[The problem]
Copy every entry word for word. Skip the pictures.

[Task data]
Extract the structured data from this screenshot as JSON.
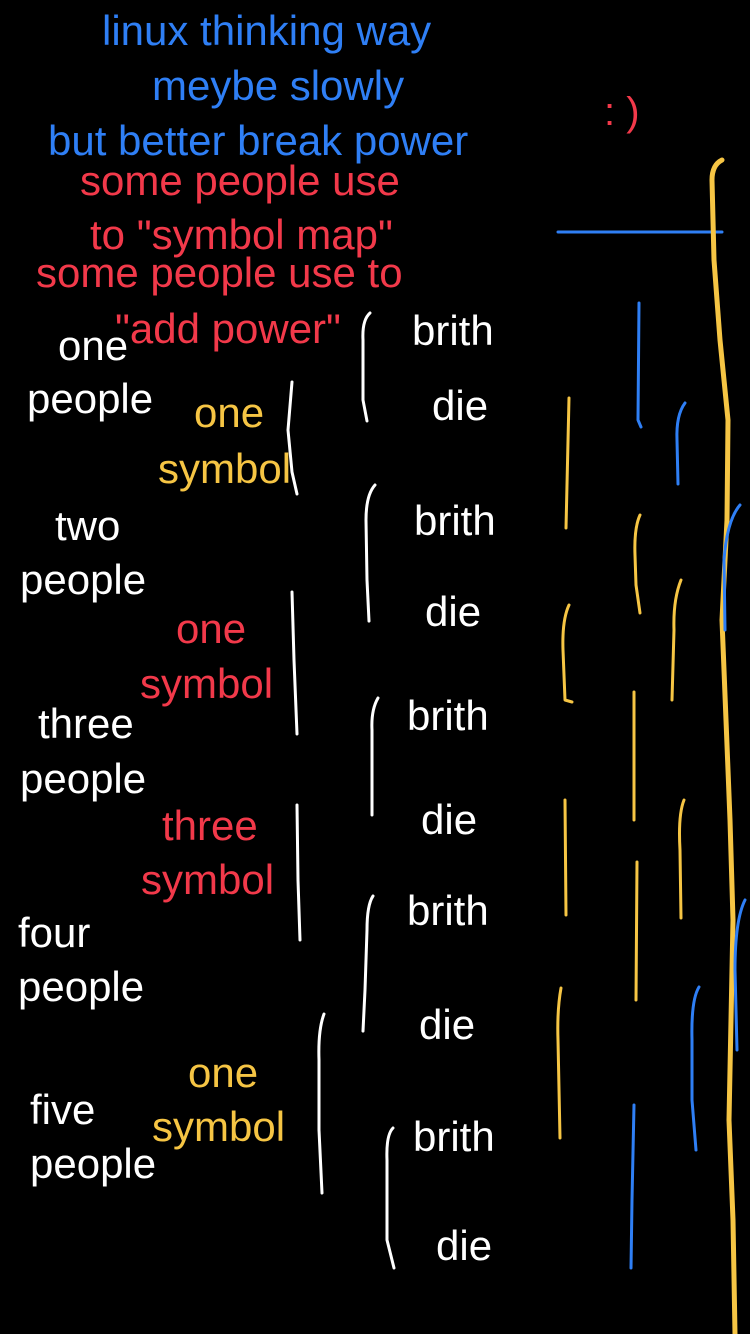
{
  "header": {
    "line1": "linux thinking way",
    "line2": "meybe slowly",
    "line3": "but better break power",
    "smiley": ": )"
  },
  "notes": {
    "symbol_map_1": "some people use",
    "symbol_map_2": "to \"symbol map\"",
    "add_power_1": "some people use to",
    "add_power_2": "\"add power\""
  },
  "groups": [
    {
      "people_line1": "one",
      "people_line2": "people",
      "symbol_line1": "one",
      "symbol_line2": "symbol"
    },
    {
      "people_line1": "two",
      "people_line2": "people",
      "symbol_line1": "one",
      "symbol_line2": "symbol"
    },
    {
      "people_line1": "three",
      "people_line2": "people",
      "symbol_line1": "three",
      "symbol_line2": "symbol"
    },
    {
      "people_line1": "four",
      "people_line2": "people"
    },
    {
      "people_line1": "five",
      "people_line2": "people",
      "symbol_line1": "one",
      "symbol_line2": "symbol"
    }
  ],
  "cycles": [
    {
      "start": "brith",
      "end": "die"
    },
    {
      "start": "brith",
      "end": "die"
    },
    {
      "start": "brith",
      "end": "die"
    },
    {
      "start": "brith",
      "end": "die"
    },
    {
      "start": "brith",
      "end": "die"
    }
  ],
  "colors": {
    "background": "#000000",
    "blue": "#2f7ff5",
    "red": "#f2394a",
    "white": "#ffffff",
    "yellow": "#f6c544"
  }
}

[Worked solution]
Extract the structured data from this screenshot as JSON.
{
  "header": {
    "line1": "linux thinking way",
    "line2": "meybe slowly",
    "line3": "but better break power",
    "smiley": ": )"
  },
  "notes": {
    "symbol_map_1": "some people use",
    "symbol_map_2": "to \"symbol map\"",
    "add_power_1": "some people use to",
    "add_power_2": "\"add power\""
  },
  "groups": [
    {
      "people_line1": "one",
      "people_line2": "people",
      "symbol_line1": "one",
      "symbol_line2": "symbol"
    },
    {
      "people_line1": "two",
      "people_line2": "people",
      "symbol_line1": "one",
      "symbol_line2": "symbol"
    },
    {
      "people_line1": "three",
      "people_line2": "people",
      "symbol_line1": "three",
      "symbol_line2": "symbol"
    },
    {
      "people_line1": "four",
      "people_line2": "people"
    },
    {
      "people_line1": "five",
      "people_line2": "people",
      "symbol_line1": "one",
      "symbol_line2": "symbol"
    }
  ],
  "cycles": [
    {
      "start": "brith",
      "end": "die"
    },
    {
      "start": "brith",
      "end": "die"
    },
    {
      "start": "brith",
      "end": "die"
    },
    {
      "start": "brith",
      "end": "die"
    },
    {
      "start": "brith",
      "end": "die"
    }
  ],
  "colors": {
    "background": "#000000",
    "blue": "#2f7ff5",
    "red": "#f2394a",
    "white": "#ffffff",
    "yellow": "#f6c544"
  }
}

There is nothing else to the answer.